▶ [STATED TASK]: Repeat the whole of the data, keeping every detail the same.

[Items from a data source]
_ _ _ _ _
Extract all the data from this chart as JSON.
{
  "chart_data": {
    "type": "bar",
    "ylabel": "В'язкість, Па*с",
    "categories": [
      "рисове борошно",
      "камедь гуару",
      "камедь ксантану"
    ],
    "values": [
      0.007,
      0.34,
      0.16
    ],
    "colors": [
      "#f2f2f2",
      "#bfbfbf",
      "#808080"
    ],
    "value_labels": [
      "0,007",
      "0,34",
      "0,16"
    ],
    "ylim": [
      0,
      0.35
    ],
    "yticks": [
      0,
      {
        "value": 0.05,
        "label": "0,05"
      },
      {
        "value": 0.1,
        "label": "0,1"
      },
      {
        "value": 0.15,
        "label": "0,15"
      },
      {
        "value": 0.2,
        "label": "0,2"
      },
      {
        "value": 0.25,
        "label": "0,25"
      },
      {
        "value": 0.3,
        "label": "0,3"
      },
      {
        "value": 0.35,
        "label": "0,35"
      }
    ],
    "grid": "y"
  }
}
_ _ _ _ _
▶ [RESULT OF THE EXERCISE]:
Extract all the data from this chart as JSON.
{
  "chart_data": {
    "type": "bar",
    "ylabel": "В'язкість, Па*с",
    "categories": [
      "рисове борошно",
      "камедь гуару",
      "камедь ксантану"
    ],
    "values": [
      0.007,
      0.34,
      0.16
    ],
    "colors": [
      "#f2f2f2",
      "#bfbfbf",
      "#808080"
    ],
    "value_labels": [
      "0,007",
      "0,34",
      "0,16"
    ],
    "ylim": [
      0,
      0.35
    ],
    "yticks": [
      0,
      {
        "value": 0.05,
        "label": "0,05"
      },
      {
        "value": 0.1,
        "label": "0,1"
      },
      {
        "value": 0.15,
        "label": "0,15"
      },
      {
        "value": 0.2,
        "label": "0,2"
      },
      {
        "value": 0.25,
        "label": "0,25"
      },
      {
        "value": 0.3,
        "label": "0,3"
      },
      {
        "value": 0.35,
        "label": "0,35"
      }
    ],
    "grid": "y"
  }
}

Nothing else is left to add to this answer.